*REQUIREMENT*: Begin the copy at the line containing "What does this" and end it at the final line of the material below, reproducing each line exactly, without images.

*RECORDED INFORMATION*:
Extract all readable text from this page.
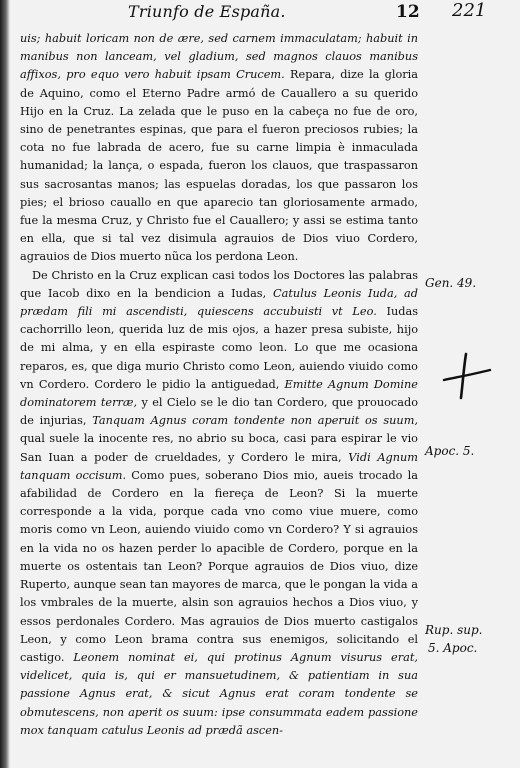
Triunfo de España.	12 221

uis; habuit loricam non de ære, sed carnem immaculatam; habuit in manibus non lanceam, vel gladium, sed magnos clauos manibus affixos, pro equo vero habuit ipsam Crucem. Repara, dize la gloria de Aquino, como el Eterno Padre armó de Cauallero a su querido Hijo en la Cruz. La zelada que le puso en la cabeça no fue de oro, sino de penetrantes espinas, que para el fueron preciosos rubies; la cota no fue labrada de acero, fue su carne limpia è inmaculada humanidad; la lança, o espada, fueron los clauos, que traspassaron sus sacrosantas manos; las espuelas doradas, los que passaron los pies; el brioso cauallo en que aparecio tan gloriosamente armado, fue la mesma Cruz, y Christo fue el Cauallero; y assi se estima tanto en ella, que si tal vez disimula agrauios de Dios viuo Cordero, agrauios de Dios muerto nũca los perdona Leon.

De Christo en la Cruz explican casi todos los Doctores las palabras que Iacob dixo en la bendicion a Iudas, Catulus Leonis Iuda, ad prædam fili mi ascendisti, quiescens accubuisti vt Leo. Iudas cachorrillo leon, querida luz de mis ojos, a hazer presa subiste, hijo de mi alma, y en ella espiraste como leon. Lo que me ocasiona reparos, es, que diga murio Christo como Leon, auiendo viuido como vn Cordero. Cordero le pidio la antiguedad, Emitte Agnum Domine dominatorem terræ, y el Cielo se le dio tan Cordero, que prouocado de injurias, Tanquam Agnus coram tondente non aperuit os suum, qual suele la inocente res, no abrio su boca, casi para espirar le vio San Iuan a poder de crueldades, y Cordero le mira, Vidi Agnum tanquam occisum. Como pues, soberano Dios mio, aueis trocado la afabilidad de Cordero en la fiereça de Leon? Si la muerte corresponde a la vida, porque cada vno como viue muere, como moris como vn Leon, auiendo viuido como vn Cordero? Y si agrauios en la vida no os hazen perder lo apacible de Cordero, porque en la muerte os ostentais tan Leon? Porque agrauios de Dios viuo, dize Ruperto, aunque sean tan mayores de marca, que le pongan la vida a los vmbrales de la muerte, alsin son agrauios hechos a Dios viuo, y essos perdonales Cordero. Mas agrauios de Dios muerto castigalos Leon, y como Leon brama contra sus enemigos, solicitando el castigo. Leonem nominat ei, qui protinus Agnum visurus erat, videlicet, quia is, qui er mansuetudinem, & patientiam in sua passione Agnus erat, & sicut Agnus erat coram tondente se obmutescens, non aperit os suum: ipse consummata eadem passione mox tanquam catulus Leonis ad prædã ascen-

Gen. 49.
Apoc. 5.
Rup. sup.
5. Apoc.
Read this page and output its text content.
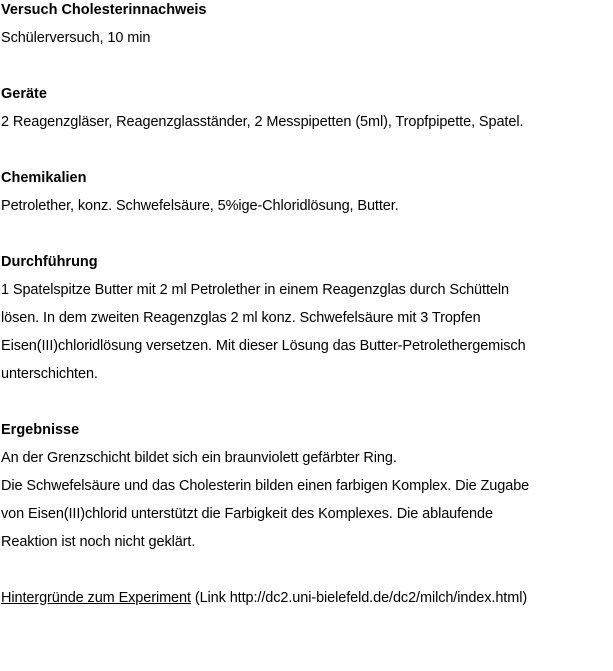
Versuch Cholesterinnachweis
Schülerversuch, 10 min
Geräte
2 Reagenzgläser, Reagenzglasständer, 2 Messpipetten (5ml), Tropfpipette, Spatel.
Chemikalien
Petrolether, konz. Schwefelsäure, 5%ige-Chloridlösung, Butter.
Durchführung
1 Spatelspitze Butter mit 2 ml Petrolether in einem Reagenzglas durch Schütteln
lösen. In dem zweiten Reagenzglas 2 ml konz. Schwefelsäure mit 3 Tropfen
Eisen(III)chloridlösung versetzen. Mit dieser Lösung das Butter-Petrolethergemisch
unterschichten.
Ergebnisse
An der Grenzschicht bildet sich ein braunviolett gefärbter Ring.
Die Schwefelsäure und das Cholesterin bilden einen farbigen Komplex. Die Zugabe
von Eisen(III)chlorid unterstützt die Farbigkeit des Komplexes. Die ablaufende
Reaktion ist noch nicht geklärt.
Hintergründe zum Experiment (Link http://dc2.uni-bielefeld.de/dc2/milch/index.html)
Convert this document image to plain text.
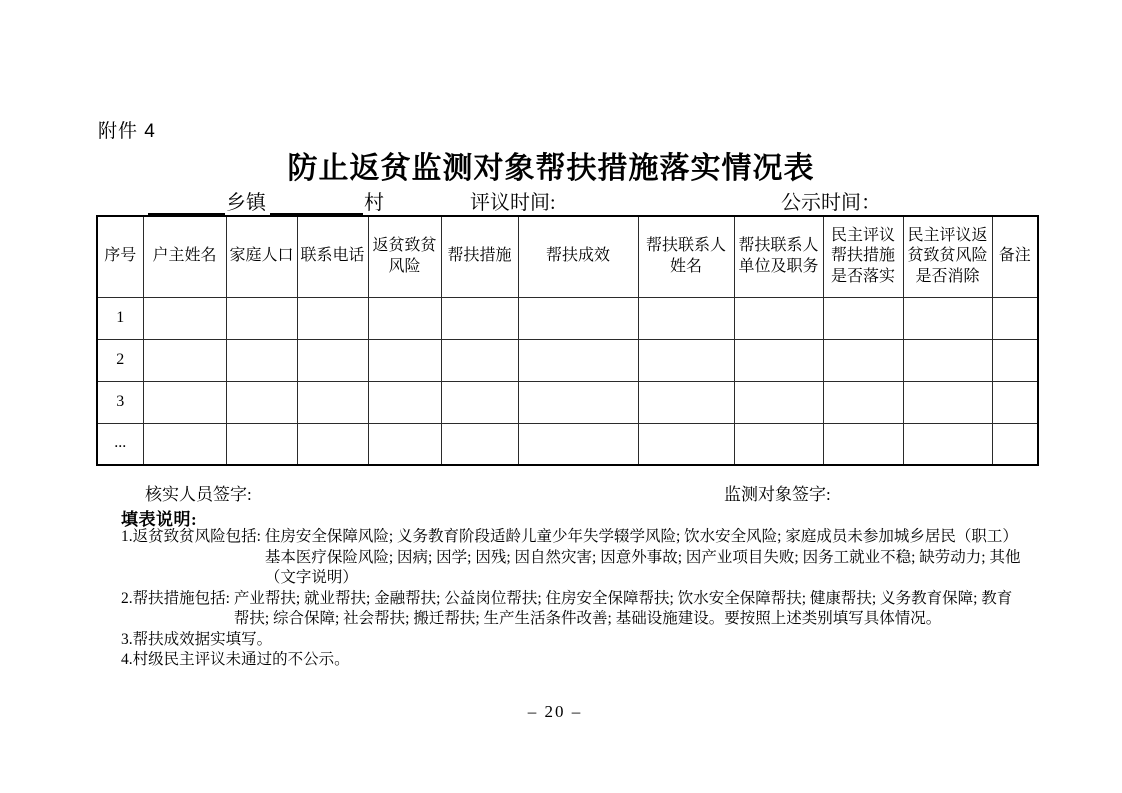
附件 4
防止返贫监测对象帮扶措施落实情况表
乡镇	村	评议时间:	公示时间：
序号	户主姓名	家庭人口	联系电话	返贫致贫风险	帮扶措施	帮扶成效	帮扶联系人姓名	帮扶联系人单位及职务	民主评议帮扶措施是否落实	民主评议返贫致贫风险是否消除	备注
1											
2											
3											
...											
核实人员签字:	监测对象签字:
填表说明:
1.返贫致贫风险包括: 住房安全保障风险; 义务教育阶段适龄儿童少年失学辍学风险; 饮水安全风险; 家庭成员未参加城乡居民（职工）基本医疗保险风险; 因病; 因学; 因残; 因自然灾害; 因意外事故; 因产业项目失败; 因务工就业不稳; 缺劳动力; 其他（文字说明）
2.帮扶措施包括: 产业帮扶; 就业帮扶; 金融帮扶; 公益岗位帮扶; 住房安全保障帮扶; 饮水安全保障帮扶; 健康帮扶; 义务教育保障; 教育帮扶; 综合保障; 社会帮扶; 搬迁帮扶; 生产生活条件改善; 基础设施建设。要按照上述类别填写具体情况。
3. 帮扶成效据实填写。
4. 村级民主评议未通过的不公示。
– 20 –
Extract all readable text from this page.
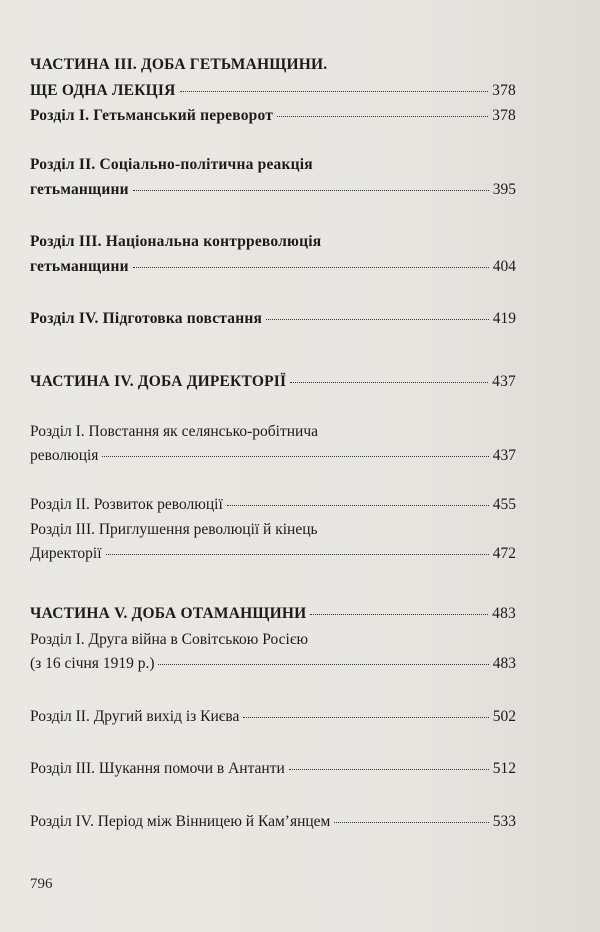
ЧАСТИНА III. ДОБА ГЕТЬМАНЩИНИ.
ЩЕ ОДНА ЛЕКЦІЯ	378
Розділ I. Гетьманський переворот	378
Розділ II. Соціально-політична реакція
гетьманщини	395
Розділ III. Національна контрреволюція
гетьманщини	404
Розділ IV. Підготовка повстання	419
ЧАСТИНА IV. ДОБА ДИРЕКТОРІЇ	437
Розділ I. Повстання як селянсько-робітнича
революція	437
Розділ II. Розвиток революції	455
Розділ III. Приглушення революції й кінець
Директорії	472
ЧАСТИНА V. ДОБА ОТАМАНЩИНИ	483
Розділ I. Друга війна в Совітською Росією
(з 16 січня 1919 р.)	483
Розділ II. Другий вихід із Києва	502
Розділ III. Шукання помочи в Антанти	512
Розділ IV. Період між Вінницею й Кам’янцем	533
796
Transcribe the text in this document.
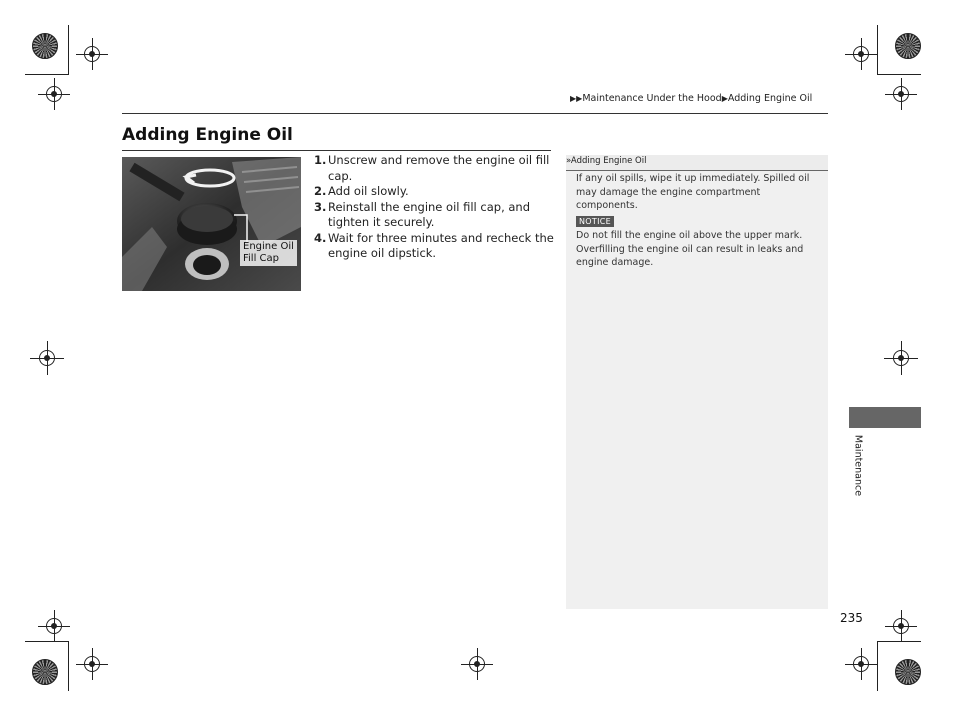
▶▶Maintenance Under the Hood▶Adding Engine Oil
Adding Engine Oil
Engine Oil
Fill Cap
1. Unscrew and remove the engine oil fill cap.
2. Add oil slowly.
3. Reinstall the engine oil fill cap, and tighten it securely.
4. Wait for three minutes and recheck the engine oil dipstick.
»Adding Engine Oil
If any oil spills, wipe it up immediately. Spilled oil may damage the engine compartment components.
NOTICE
Do not fill the engine oil above the upper mark. Overfilling the engine oil can result in leaks and engine damage.
Maintenance
235
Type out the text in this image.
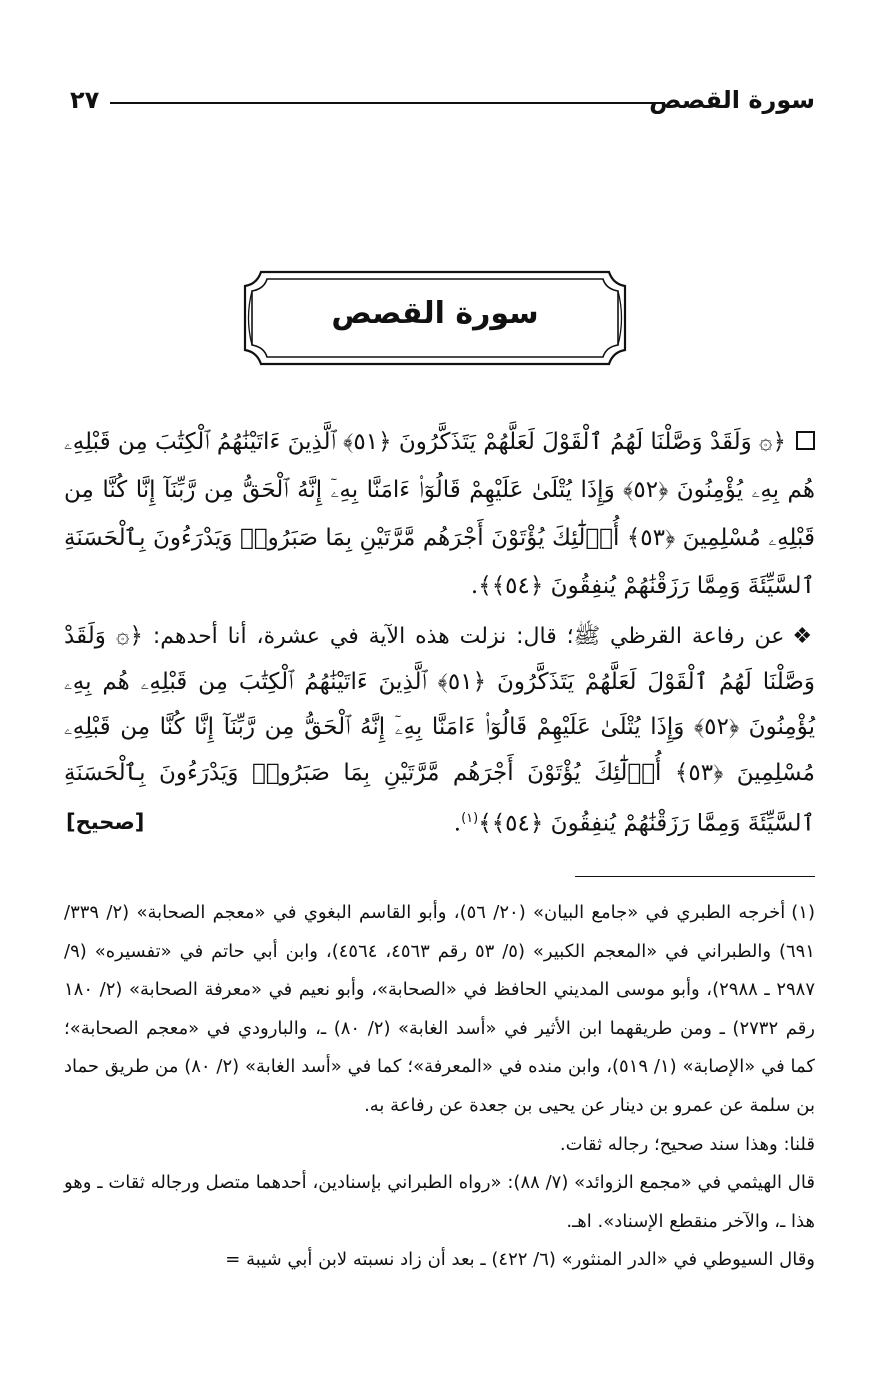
سورة القصص
٢٧
سورة القصص
﴿۞ وَلَقَدْ وَصَّلْنَا لَهُمُ ٱلْقَوْلَ لَعَلَّهُمْ يَتَذَكَّرُونَ ﴿٥١﴾ ٱلَّذِينَ ءَاتَيْنَٰهُمُ ٱلْكِتَٰبَ مِن قَبْلِهِۦ هُم بِهِۦ يُؤْمِنُونَ ﴿٥٢﴾ وَإِذَا يُتْلَىٰ عَلَيْهِمْ قَالُوٓا۟ ءَامَنَّا بِهِۦٓ إِنَّهُ ٱلْحَقُّ مِن رَّبِّنَآ إِنَّا كُنَّا مِن قَبْلِهِۦ مُسْلِمِينَ ﴿٥٣﴾ أُو۟لَٰٓئِكَ يُؤْتَوْنَ أَجْرَهُم مَّرَّتَيْنِ بِمَا صَبَرُوا۟ وَيَدْرَءُونَ بِٱلْحَسَنَةِ ٱلسَّيِّئَةَ وَمِمَّا رَزَقْنَٰهُمْ يُنفِقُونَ ﴿٥٤﴾﴾.
❖عن رفاعة القرظي ﷺ؛ قال: نزلت هذه الآية في عشرة، أنا أحدهم: ﴿۞ وَلَقَدْ وَصَّلْنَا لَهُمُ ٱلْقَوْلَ لَعَلَّهُمْ يَتَذَكَّرُونَ ﴿٥١﴾ ٱلَّذِينَ ءَاتَيْنَٰهُمُ ٱلْكِتَٰبَ مِن قَبْلِهِۦ هُم بِهِۦ يُؤْمِنُونَ ﴿٥٢﴾ وَإِذَا يُتْلَىٰ عَلَيْهِمْ قَالُوٓا۟ ءَامَنَّا بِهِۦٓ إِنَّهُ ٱلْحَقُّ مِن رَّبِّنَآ إِنَّا كُنَّا مِن قَبْلِهِۦ مُسْلِمِينَ ﴿٥٣﴾ أُو۟لَٰٓئِكَ يُؤْتَوْنَ أَجْرَهُم مَّرَّتَيْنِ بِمَا صَبَرُوا۟ وَيَدْرَءُونَ بِٱلْحَسَنَةِ ٱلسَّيِّئَةَ وَمِمَّا رَزَقْنَٰهُمْ يُنفِقُونَ ﴿٥٤﴾﴾$^{(١)}$.
[صحيح]

(١)أخرجه الطبري في «جامع البيان» (٢٠/ ٥٦)، وأبو القاسم البغوي في «معجم الصحابة» (٢/ ٣٣٩/ ٦٩١) والطبراني في «المعجم الكبير» (٥/ ٥٣ رقم ٤٥٦٣، ٤٥٦٤)، وابن أبي حاتم في «تفسيره» (٩/ ٢٩٨٧ ـ ٢٩٨٨)، وأبو موسى المديني الحافظ في «الصحابة»، وأبو نعيم في «معرفة الصحابة» (٢/ ١٨٠ رقم ٢٧٣٢) ـ ومن طريقهما ابن الأثير في «أسد الغابة» (٢/ ٨٠) ـ، والبارودي في «معجم الصحابة»؛ كما في «الإصابة» (١/ ٥١٩)، وابن منده في «المعرفة»؛ كما في «أسد الغابة» (٢/ ٨٠) من طريق حماد بن سلمة عن عمرو بن دينار عن يحيى بن جعدة عن رفاعة به.

قلنا: وهذا سند صحيح؛ رجاله ثقات.

قال الهيثمي في «مجمع الزوائد» (٧/ ٨٨): «رواه الطبراني بإسنادين، أحدهما متصل ورجاله ثقات ـ وهو هذا ـ، والآخر منقطع الإسناد». اهـ.

وقال السيوطي في «الدر المنثور» (٦/ ٤٢٢) ـ بعد أن زاد نسبته لابن أبي شيبة =
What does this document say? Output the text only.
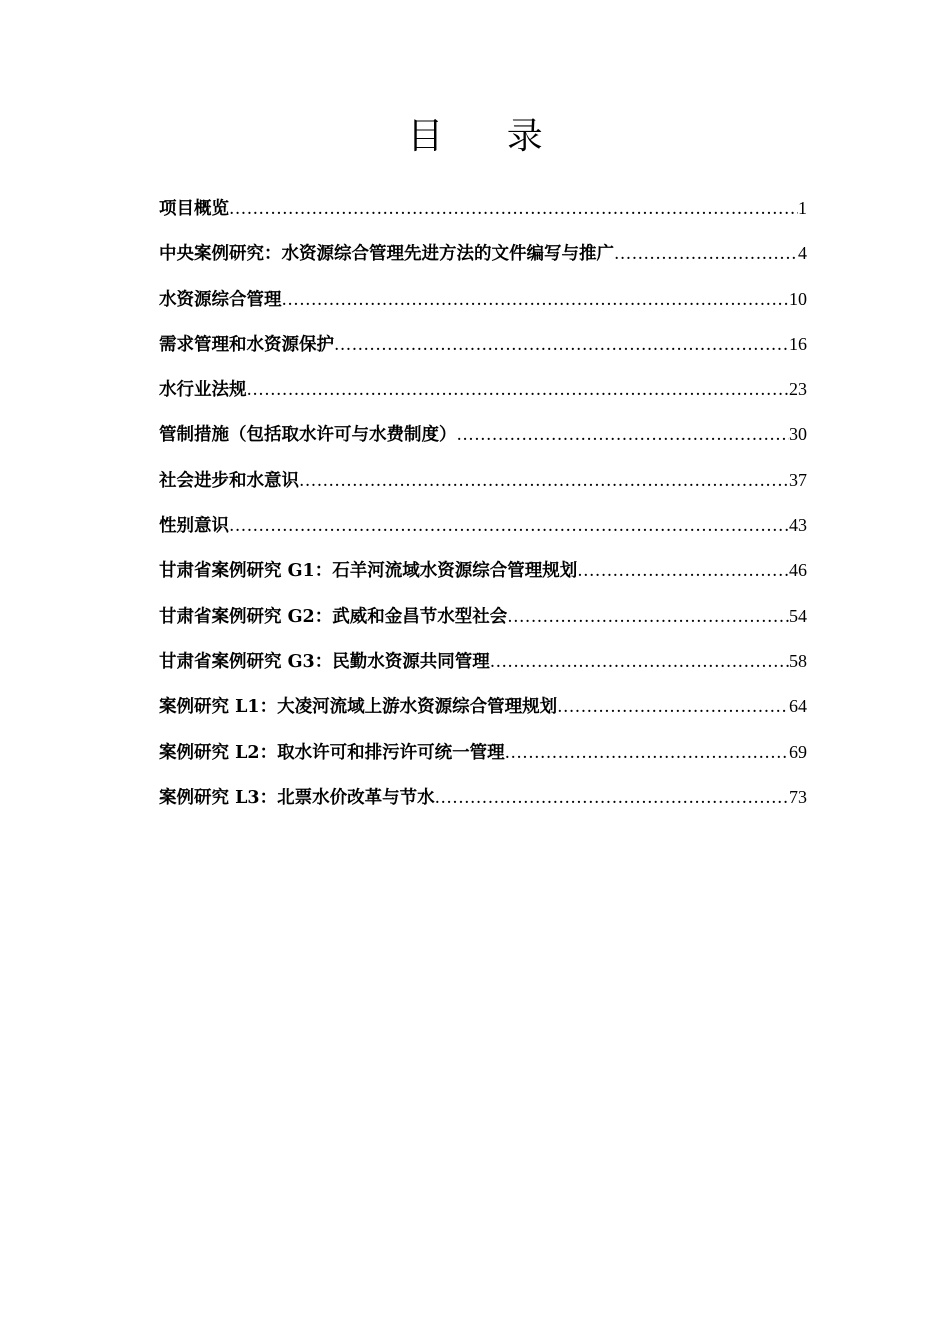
目 录
项目概览 .....	1
中央案例研究：水资源综合管理先进方法的文件编写与推广 .....	4
水资源综合管理 .....	10
需求管理和水资源保护 .....	16
水行业法规 .....	23
管制措施（包括取水许可与水费制度） .....	30
社会进步和水意识 .....	37
性别意识 .....	43
甘肃省案例研究 G1：石羊河流域水资源综合管理规划 .....	46
甘肃省案例研究 G2：武威和金昌节水型社会 .....	54
甘肃省案例研究 G3：民勤水资源共同管理 .....	58
案例研究 L1：大凌河流域上游水资源综合管理规划 .....	64
案例研究 L2：取水许可和排污许可统一管理 .....	69
案例研究 L3：北票水价改革与节水 .....	73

*REPLY*:
What does this document say? Output the text only.
目 录
项目概览 .....	1
中央案例研究：水资源综合管理先进方法的文件编写与推广 .....	4
水资源综合管理 .....	10
需求管理和水资源保护 .....	16
水行业法规 .....	23
管制措施（包括取水许可与水费制度） .....	30
社会进步和水意识 .....	37
性别意识 .....	43
甘肃省案例研究 G1：石羊河流域水资源综合管理规划 .....	46
甘肃省案例研究 G2：武威和金昌节水型社会 .....	54
甘肃省案例研究 G3：民勤水资源共同管理 .....	58
案例研究 L1：大凌河流域上游水资源综合管理规划 .....	64
案例研究 L2：取水许可和排污许可统一管理 .....	69
案例研究 L3：北票水价改革与节水 .....	73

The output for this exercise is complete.